Objectif 1
Transcrivez le passage du texte sur le rapport d'Amnesty International qui commence par les mots contenant « Le dossier d’Amnesty » et se termine par « à juin 2024. ».

++++ Texte source

Le dossier d’Amnesty International qui aboutit à la qualification de génocide a été constitué à partir des témoignages de Gazaoui.e.s, d’organisations humanitaires et associations locales, ainsi qu’à travers des images satellites, couvrant la période d'octobre 2023 à juin 2024.

Amnesty souligne que le droit de la guerre existe et qu'il est crucial que les cibles soient militaires et justifiées, ce qui n'a jamais été prouvé dans de nombreuses situations : les frappes ont ainsi ciblé des écoles et des hôpitaux, prouvant l'intention d'imposer des conditions de vie insoutenables. Les destructions ont été d'une ampleur et rapidité sans précédent : 62% des habitations et 85% des écoles ont été endommagées. Le nombre de tué.e.s est actuellement impossible à chiffrer avec précision mais de nombreuses voix estime qu’il est largement supérieur aux chiffres rapportés par les autorités palestiniennes : + de 50 000 civils ont ainsi perdu la vie à Gaza.

++++++++
++++ Extrait de données

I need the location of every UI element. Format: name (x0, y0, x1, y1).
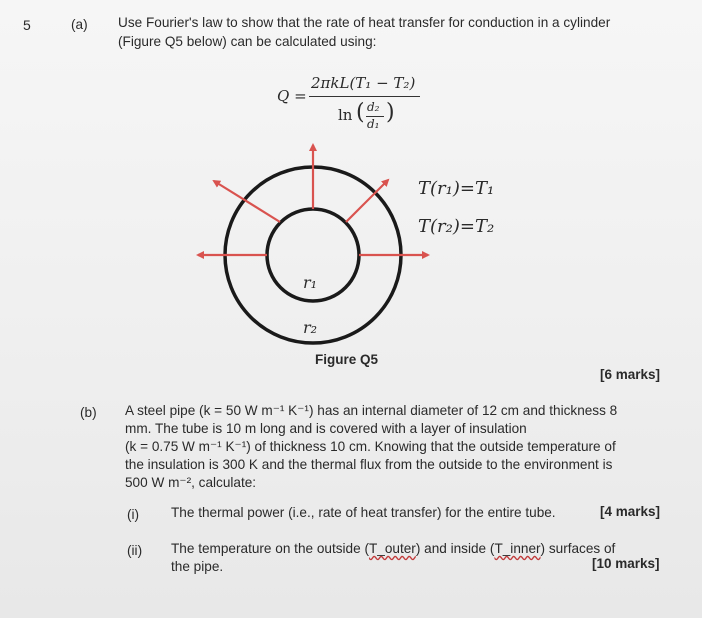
boundary-condition-2: T(r₂)=T₂ (418, 216, 495, 237)
label-r2: r₂ (303, 318, 318, 337)
heat-flux-arrows (198, 145, 428, 255)
sub-i-label: (i) (127, 507, 140, 522)
sub-ii-line-2: the pipe. (171, 559, 224, 574)
part-a-line2: (Figure Q5 below) can be calculated using: (118, 34, 377, 49)
boundary-condition-1: T(r₁)=T₁ (418, 178, 495, 199)
part-b-line-4: the insulation is 300 K and the thermal flux from the outside to the environment is (125, 457, 613, 472)
sub-ii-text-mid: ) and inside ( (415, 541, 495, 556)
sub-ii-line-1 (171, 541, 615, 556)
part-b-line-1: A steel pipe (k = 50 W m⁻¹ K⁻¹) has an internal diameter of 12 cm and thickness 8 (125, 403, 618, 418)
formula-d1: d₁ (367, 117, 380, 131)
part-a-label: (a) (71, 17, 88, 32)
part-a-marks: [6 marks] (600, 367, 661, 382)
figure-caption: Figure Q5 (315, 352, 379, 367)
formula-numerator: 2πkL(T₁ − T₂) (311, 74, 416, 92)
formula-lhs: Q = (277, 87, 307, 105)
t-inner-term: T_inner (494, 541, 541, 556)
arrow-up-left (214, 181, 280, 222)
formula-d2: d₂ (367, 100, 380, 114)
formula-paren-close: ) (386, 100, 395, 125)
part-b-line-2: mm. The tube is 10 m long and is covered with a layer of insulation (125, 421, 527, 436)
part-b-label: (b) (80, 405, 97, 420)
part-b-line-3: (k = 0.75 W m⁻¹ K⁻¹) of thickness 10 cm. Knowing that the outside temperature of (125, 439, 616, 454)
formula-fraction-bar (309, 96, 420, 97)
sub-ii-text-post: ) surfaces of (540, 541, 616, 556)
t-outer-term: T_outer (368, 541, 416, 556)
sub-ii-marks: [10 marks] (592, 556, 660, 571)
question-number: 5 (23, 17, 31, 33)
part-b-line-5: 500 W m⁻², calculate: (125, 475, 257, 490)
label-r1: r₁ (303, 273, 318, 292)
formula-paren-open: ( (356, 100, 365, 125)
sub-ii-text-pre: The temperature on the outside ( (171, 541, 369, 556)
sub-ii-label: (ii) (127, 543, 143, 558)
part-a-line1: Use Fourier's law to show that the rate of heat transfer for conduction in a cylinder (118, 15, 611, 30)
sub-i-marks: [4 marks] (600, 504, 661, 519)
formula-ln: ln (338, 106, 353, 124)
sub-i-text: The thermal power (i.e., rate of heat transfer) for the entire tube. (171, 505, 556, 520)
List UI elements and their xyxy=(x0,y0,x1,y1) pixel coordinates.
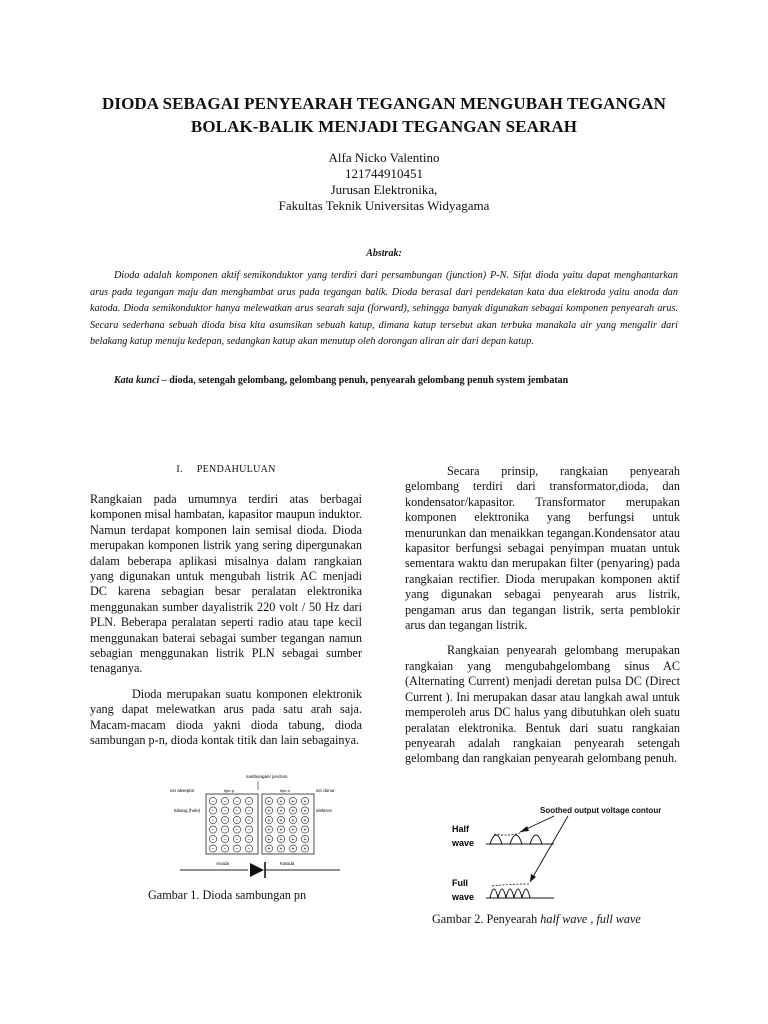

++++++++

Objectif 2
Veuillez reproduire mot pour mot, dans les enregistrements, les lignes allant de celle qui contient « boundary-condition-2: T(r₂)=T₂ (418, 216, 495, 237) » jusqu'à celle qui contient « part-a-line2: (Figure Q5 », ces deux lignes comprises.

Solution rédigée 1
Le dossier d’Amnesty International qui aboutit à la qualification de génocide a été constitué à partir des témoignages de Gazaoui.e.s, d’organisations humanitaires et associations locales, ainsi qu’à travers des images satellites, couvrant la période d'octobre 2023 à juin 2024.

Solution rédigée 2
boundary-condition-2: T(r₂)=T₂ (418, 216, 495, 237)
label-r2: r₂ (303, 318, 318, 337)
heat-flux-arrows (198, 145, 428, 255)
sub-i-label: (i) (127, 507, 140, 522)
sub-ii-line-2: the pipe. (171, 559, 224, 574)
part-a-line2: (Figure Q5 below) can be calculated using: (118, 34, 377, 49)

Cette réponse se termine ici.